PROBLEM TO SOLVE: Read the entries below and pull out each line with the string "Carrier".

**** INPUT FOR THIS TASK ****

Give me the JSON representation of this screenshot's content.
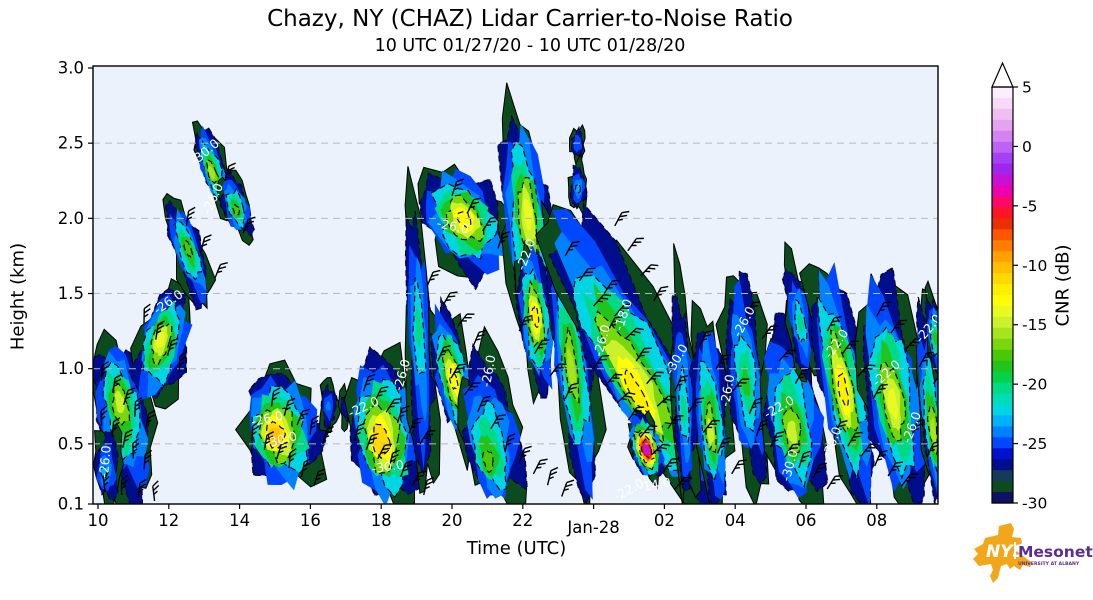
{
  "title": "Chazy, NY (CHAZ) Lidar Carrier-to-Noise Ratio",
  "subtitle": "10 UTC 01/27/20 - 10 UTC 01/28/20",
  "plot": {
    "bg": "#ecf2fb",
    "grid_color": "#b9b9b9",
    "spine_color": "#000000"
  },
  "axes": {
    "x_label": "Time (UTC)",
    "y_label": "Height (km)",
    "x_range_hours": [
      10,
      33.8
    ],
    "y_range_km": [
      0.1,
      3.0
    ],
    "gridlines_km": [
      0.5,
      1.0,
      1.5,
      2.0,
      2.5
    ],
    "x_ticks": [
      {
        "t": 10,
        "label": "10",
        "date": false
      },
      {
        "t": 12,
        "label": "12",
        "date": false
      },
      {
        "t": 14,
        "label": "14",
        "date": false
      },
      {
        "t": 16,
        "label": "16",
        "date": false
      },
      {
        "t": 18,
        "label": "18",
        "date": false
      },
      {
        "t": 20,
        "label": "20",
        "date": false
      },
      {
        "t": 22,
        "label": "22",
        "date": false
      },
      {
        "t": 24,
        "label": "Jan-28",
        "date": true
      },
      {
        "t": 26,
        "label": "02",
        "date": false
      },
      {
        "t": 28,
        "label": "04",
        "date": false
      },
      {
        "t": 30,
        "label": "06",
        "date": false
      },
      {
        "t": 32,
        "label": "08",
        "date": false
      }
    ],
    "y_ticks": [
      {
        "z": 3.0,
        "label": "3.0"
      },
      {
        "z": 2.5,
        "label": "2.5"
      },
      {
        "z": 2.0,
        "label": "2.0"
      },
      {
        "z": 1.5,
        "label": "1.5"
      },
      {
        "z": 1.0,
        "label": "1.0"
      },
      {
        "z": 0.5,
        "label": "0.5"
      },
      {
        "z": 0.1,
        "label": "0.1"
      }
    ]
  },
  "colorbar": {
    "label": "CNR (dB)",
    "range_db": [
      -30,
      5
    ],
    "extend": "max",
    "ticks": [
      {
        "v": 5,
        "label": "5"
      },
      {
        "v": 0,
        "label": "0"
      },
      {
        "v": -5,
        "label": "-5"
      },
      {
        "v": -10,
        "label": "-10"
      },
      {
        "v": -15,
        "label": "-15"
      },
      {
        "v": -20,
        "label": "-20"
      },
      {
        "v": -25,
        "label": "-25"
      },
      {
        "v": -30,
        "label": "-30"
      }
    ],
    "colors_top_to_bottom": [
      "#fdeefd",
      "#f8d9f8",
      "#f0bff2",
      "#e5a2f0",
      "#d483f1",
      "#bd63f3",
      "#a441f6",
      "#a126ea",
      "#c711d5",
      "#ee00b0",
      "#fb0868",
      "#ff1426",
      "#ea2f00",
      "#ff5400",
      "#ff7d00",
      "#ffa100",
      "#ffbf00",
      "#ffd900",
      "#ffee00",
      "#fefd05",
      "#e9f922",
      "#cbf02c",
      "#a6e51e",
      "#79d70e",
      "#48c807",
      "#20c41b",
      "#06d048",
      "#00d985",
      "#00ddb6",
      "#00d5e3",
      "#00b2fb",
      "#0081ff",
      "#0047ff",
      "#0010cf",
      "#000e8e",
      "#153a5b",
      "#0b4b1e",
      "#0d1266"
    ]
  },
  "logo": {
    "nys": "NYS",
    "mesonet": "Mesonet",
    "tagline": "UNIVERSITY AT ALBANY",
    "state_color": "#F2A71B",
    "text_color": "#5B2D8E"
  },
  "chart_data": {
    "type": "heatmap",
    "title": "Chazy, NY (CHAZ) Lidar Carrier-to-Noise Ratio",
    "x_axis": "Time (UTC), 10 UTC 01/27/20 through 10 UTC 01/28/20 (hours 10-34)",
    "y_axis": "Height (km), 0.1 to 3.0",
    "value_axis": "CNR (dB), -30 to 5, discrete filled contours with dashed line contours and wind barbs",
    "features": [
      {
        "t": [
          10.0,
          11.45
        ],
        "z": [
          0.1,
          1.18
        ],
        "peak_db": -15,
        "core": [
          10.6,
          0.8
        ],
        "lean": 0.15,
        "seed": 1
      },
      {
        "t": [
          9.95,
          10.65
        ],
        "z": [
          0.1,
          0.62
        ],
        "peak_db": -23,
        "core": [
          10.15,
          0.3
        ],
        "lean": 0.0,
        "seed": 2
      },
      {
        "t": [
          11.15,
          12.5
        ],
        "z": [
          0.75,
          1.52
        ],
        "peak_db": -14,
        "core": [
          11.75,
          1.2
        ],
        "lean": -0.2,
        "seed": 3
      },
      {
        "t": [
          12.15,
          12.95
        ],
        "z": [
          1.4,
          2.12
        ],
        "peak_db": -18,
        "core": [
          12.55,
          1.8
        ],
        "lean": 0.3,
        "seed": 4
      },
      {
        "t": [
          12.95,
          13.6
        ],
        "z": [
          2.05,
          2.62
        ],
        "peak_db": -16,
        "core": [
          13.2,
          2.3
        ],
        "lean": 0.3,
        "seed": 5
      },
      {
        "t": [
          13.55,
          14.25
        ],
        "z": [
          1.88,
          2.3
        ],
        "peak_db": -18,
        "core": [
          13.9,
          2.05
        ],
        "lean": 0.25,
        "seed": 6
      },
      {
        "t": [
          14.25,
          16.25
        ],
        "z": [
          0.22,
          0.97
        ],
        "peak_db": -10,
        "core": [
          14.95,
          0.55
        ],
        "lean": 0.1,
        "seed": 7
      },
      {
        "t": [
          16.3,
          16.75
        ],
        "z": [
          0.58,
          0.92
        ],
        "peak_db": -24,
        "core": [
          16.5,
          0.75
        ],
        "lean": 0.0,
        "seed": 8
      },
      {
        "t": [
          16.85,
          17.15
        ],
        "z": [
          0.62,
          0.88
        ],
        "peak_db": -26,
        "core": [
          17.0,
          0.75
        ],
        "lean": 0.0,
        "seed": 9
      },
      {
        "t": [
          17.2,
          19.05
        ],
        "z": [
          0.1,
          1.08
        ],
        "peak_db": -11,
        "core": [
          17.95,
          0.5
        ],
        "lean": 0.1,
        "seed": 10
      },
      {
        "t": [
          18.75,
          19.45
        ],
        "z": [
          0.1,
          2.12
        ],
        "peak_db": -21,
        "core": [
          19.05,
          1.3
        ],
        "lean": 0.05,
        "seed": 11
      },
      {
        "t": [
          19.25,
          21.45
        ],
        "z": [
          1.62,
          2.32
        ],
        "peak_db": -13,
        "core": [
          20.35,
          2.0
        ],
        "lean": 0.3,
        "seed": 12
      },
      {
        "t": [
          19.55,
          20.5
        ],
        "z": [
          0.5,
          1.4
        ],
        "peak_db": -13,
        "core": [
          20.05,
          0.92
        ],
        "lean": 0.2,
        "seed": 13
      },
      {
        "t": [
          20.35,
          21.95
        ],
        "z": [
          0.1,
          1.12
        ],
        "peak_db": -18,
        "core": [
          21.0,
          0.35
        ],
        "lean": 0.15,
        "seed": 14
      },
      {
        "t": [
          21.5,
          22.75
        ],
        "z": [
          1.1,
          2.68
        ],
        "peak_db": -14,
        "core": [
          22.15,
          2.05
        ],
        "lean": 0.1,
        "seed": 15
      },
      {
        "t": [
          21.95,
          22.8
        ],
        "z": [
          0.85,
          1.8
        ],
        "peak_db": -12,
        "core": [
          22.35,
          1.35
        ],
        "lean": 0.1,
        "seed": 16
      },
      {
        "t": [
          23.38,
          23.72
        ],
        "z": [
          2.38,
          2.6
        ],
        "peak_db": -25,
        "core": [
          23.55,
          2.5
        ],
        "lean": 0.0,
        "seed": 17
      },
      {
        "t": [
          23.35,
          23.78
        ],
        "z": [
          2.05,
          2.36
        ],
        "peak_db": -23,
        "core": [
          23.56,
          2.2
        ],
        "lean": 0.0,
        "seed": 18
      },
      {
        "t": [
          22.95,
          23.95
        ],
        "z": [
          0.1,
          1.95
        ],
        "peak_db": -16,
        "core": [
          23.35,
          1.0
        ],
        "lean": 0.12,
        "seed": 19
      },
      {
        "t": [
          23.95,
          26.35
        ],
        "z": [
          0.1,
          2.12
        ],
        "peak_db": -12,
        "core": [
          25.2,
          0.8
        ],
        "lean": 0.5,
        "seed": 20
      },
      {
        "t": [
          25.1,
          25.85
        ],
        "z": [
          0.28,
          0.68
        ],
        "peak_db": -3,
        "core": [
          25.5,
          0.46
        ],
        "lean": 0.2,
        "seed": 21
      },
      {
        "t": [
          26.25,
          26.85
        ],
        "z": [
          0.1,
          1.58
        ],
        "peak_db": -21,
        "core": [
          26.55,
          0.7
        ],
        "lean": 0.05,
        "seed": 22
      },
      {
        "t": [
          26.9,
          27.75
        ],
        "z": [
          0.1,
          1.38
        ],
        "peak_db": -15,
        "core": [
          27.3,
          0.55
        ],
        "lean": 0.08,
        "seed": 23
      },
      {
        "t": [
          27.8,
          28.85
        ],
        "z": [
          0.22,
          1.68
        ],
        "peak_db": -19,
        "core": [
          28.3,
          0.9
        ],
        "lean": 0.1,
        "seed": 24
      },
      {
        "t": [
          28.85,
          30.45
        ],
        "z": [
          0.1,
          1.32
        ],
        "peak_db": -15,
        "core": [
          29.6,
          0.55
        ],
        "lean": 0.12,
        "seed": 25
      },
      {
        "t": [
          29.5,
          30.15
        ],
        "z": [
          0.9,
          1.72
        ],
        "peak_db": -21,
        "core": [
          29.85,
          1.3
        ],
        "lean": 0.15,
        "seed": 26
      },
      {
        "t": [
          30.45,
          31.65
        ],
        "z": [
          0.1,
          1.72
        ],
        "peak_db": -12,
        "core": [
          31.05,
          0.85
        ],
        "lean": 0.18,
        "seed": 27
      },
      {
        "t": [
          31.7,
          33.25
        ],
        "z": [
          0.1,
          1.62
        ],
        "peak_db": -14,
        "core": [
          32.45,
          0.75
        ],
        "lean": 0.15,
        "seed": 28
      },
      {
        "t": [
          33.25,
          33.85
        ],
        "z": [
          0.1,
          1.4
        ],
        "peak_db": -16,
        "core": [
          33.6,
          0.55
        ],
        "lean": 0.1,
        "seed": 29
      },
      {
        "t": [
          33.45,
          33.85
        ],
        "z": [
          0.95,
          1.5
        ],
        "peak_db": -19,
        "core": [
          33.65,
          1.2
        ],
        "lean": 0.1,
        "seed": 30
      }
    ],
    "contour_labels": [
      {
        "text": "-26.0",
        "t": 10.32,
        "z": 0.38,
        "rot": -85
      },
      {
        "text": "-26.0",
        "t": 12.05,
        "z": 1.42,
        "rot": -35
      },
      {
        "text": "-30.0",
        "t": 13.1,
        "z": 2.42,
        "rot": -40
      },
      {
        "text": "-26.0",
        "t": 13.35,
        "z": 2.12,
        "rot": -65
      },
      {
        "text": "-26.0",
        "t": 14.8,
        "z": 0.64,
        "rot": -12
      },
      {
        "text": "-30.0",
        "t": 15.2,
        "z": 0.5,
        "rot": -15
      },
      {
        "text": "-22.0",
        "t": 17.55,
        "z": 0.72,
        "rot": -25
      },
      {
        "text": "-30.0",
        "t": 18.2,
        "z": 0.32,
        "rot": -8
      },
      {
        "text": "-26.0",
        "t": 18.7,
        "z": 0.95,
        "rot": -75
      },
      {
        "text": "-26.0",
        "t": 20.0,
        "z": 1.92,
        "rot": 12
      },
      {
        "text": "-26.0",
        "t": 21.15,
        "z": 0.98,
        "rot": -80
      },
      {
        "text": "-22.0",
        "t": 22.2,
        "z": 1.75,
        "rot": -70
      },
      {
        "text": "-26.0",
        "t": 24.35,
        "z": 1.18,
        "rot": -75
      },
      {
        "text": "-18.0",
        "t": 24.95,
        "z": 1.35,
        "rot": -72
      },
      {
        "text": "-22.0",
        "t": 25.05,
        "z": 0.17,
        "rot": -28
      },
      {
        "text": "-14.0",
        "t": 25.75,
        "z": 0.2,
        "rot": -10
      },
      {
        "text": "-30.0",
        "t": 26.45,
        "z": 1.05,
        "rot": -60
      },
      {
        "text": "-26.0",
        "t": 27.9,
        "z": 0.85,
        "rot": -80
      },
      {
        "text": "-26.0",
        "t": 28.35,
        "z": 1.3,
        "rot": -62
      },
      {
        "text": "-22.0",
        "t": 29.3,
        "z": 0.72,
        "rot": -30
      },
      {
        "text": "-30.0",
        "t": 29.65,
        "z": 0.35,
        "rot": -75
      },
      {
        "text": "-22.0",
        "t": 30.95,
        "z": 1.15,
        "rot": -55
      },
      {
        "text": "-30.0",
        "t": 30.85,
        "z": 0.5,
        "rot": -70
      },
      {
        "text": "-22.0",
        "t": 32.35,
        "z": 0.95,
        "rot": -42
      },
      {
        "text": "-26.0",
        "t": 33.1,
        "z": 0.6,
        "rot": -70
      },
      {
        "text": "-22.0",
        "t": 33.55,
        "z": 1.25,
        "rot": -50
      }
    ],
    "wind_barb_chains": [
      {
        "from": [
          10.1,
          0.92
        ],
        "to": [
          11.35,
          0.6
        ],
        "n": 5,
        "rot": 10
      },
      {
        "from": [
          10.1,
          0.62
        ],
        "to": [
          11.3,
          0.33
        ],
        "n": 5,
        "rot": 5
      },
      {
        "from": [
          10.2,
          0.18
        ],
        "to": [
          11.6,
          0.12
        ],
        "n": 4,
        "rot": 0
      },
      {
        "from": [
          11.3,
          1.3
        ],
        "to": [
          12.3,
          0.98
        ],
        "n": 4,
        "rot": 8
      },
      {
        "from": [
          12.5,
          1.95
        ],
        "to": [
          13.3,
          1.6
        ],
        "n": 3,
        "rot": 15
      },
      {
        "from": [
          13.6,
          2.25
        ],
        "to": [
          14.1,
          1.9
        ],
        "n": 2,
        "rot": 20
      },
      {
        "from": [
          14.35,
          0.52
        ],
        "to": [
          16.1,
          0.22
        ],
        "n": 6,
        "rot": 10
      },
      {
        "from": [
          14.9,
          0.75
        ],
        "to": [
          16.35,
          0.5
        ],
        "n": 5,
        "rot": 15
      },
      {
        "from": [
          17.25,
          0.52
        ],
        "to": [
          19.2,
          0.16
        ],
        "n": 7,
        "rot": 20
      },
      {
        "from": [
          17.5,
          0.85
        ],
        "to": [
          19.1,
          0.5
        ],
        "n": 6,
        "rot": 25
      },
      {
        "from": [
          19.3,
          1.55
        ],
        "to": [
          20.6,
          1.15
        ],
        "n": 4,
        "rot": 30
      },
      {
        "from": [
          19.6,
          1.05
        ],
        "to": [
          21.1,
          0.6
        ],
        "n": 5,
        "rot": 30
      },
      {
        "from": [
          20.0,
          2.15
        ],
        "to": [
          21.3,
          1.8
        ],
        "n": 4,
        "rot": 25
      },
      {
        "from": [
          21.5,
          0.45
        ],
        "to": [
          23.1,
          0.15
        ],
        "n": 5,
        "rot": 20
      },
      {
        "from": [
          21.9,
          1.25
        ],
        "to": [
          23.2,
          0.8
        ],
        "n": 4,
        "rot": 30
      },
      {
        "from": [
          23.2,
          1.75
        ],
        "to": [
          24.4,
          1.25
        ],
        "n": 4,
        "rot": 35
      },
      {
        "from": [
          24.0,
          1.0
        ],
        "to": [
          26.3,
          0.2
        ],
        "n": 8,
        "rot": 40
      },
      {
        "from": [
          24.3,
          1.5
        ],
        "to": [
          26.1,
          0.6
        ],
        "n": 7,
        "rot": 40
      },
      {
        "from": [
          24.6,
          1.95
        ],
        "to": [
          25.7,
          1.45
        ],
        "n": 4,
        "rot": 35
      },
      {
        "from": [
          26.3,
          0.85
        ],
        "to": [
          27.9,
          0.3
        ],
        "n": 5,
        "rot": 30
      },
      {
        "from": [
          27.0,
          1.15
        ],
        "to": [
          28.4,
          0.7
        ],
        "n": 4,
        "rot": 30
      },
      {
        "from": [
          28.3,
          1.35
        ],
        "to": [
          29.7,
          0.9
        ],
        "n": 4,
        "rot": 35
      },
      {
        "from": [
          28.6,
          0.55
        ],
        "to": [
          30.6,
          0.2
        ],
        "n": 6,
        "rot": 25
      },
      {
        "from": [
          30.6,
          1.25
        ],
        "to": [
          31.9,
          0.8
        ],
        "n": 4,
        "rot": 35
      },
      {
        "from": [
          30.8,
          0.55
        ],
        "to": [
          32.7,
          0.22
        ],
        "n": 6,
        "rot": 30
      },
      {
        "from": [
          32.0,
          1.35
        ],
        "to": [
          33.6,
          0.9
        ],
        "n": 5,
        "rot": 35
      },
      {
        "from": [
          33.0,
          0.55
        ],
        "to": [
          33.85,
          0.28
        ],
        "n": 3,
        "rot": 25
      }
    ]
  }
}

****

EXERCISE SOLUTION:
  "title": "Chazy, NY (CHAZ) Lidar Carrier-to-Noise Ratio",
    "title": "Chazy, NY (CHAZ) Lidar Carrier-to-Noise Ratio",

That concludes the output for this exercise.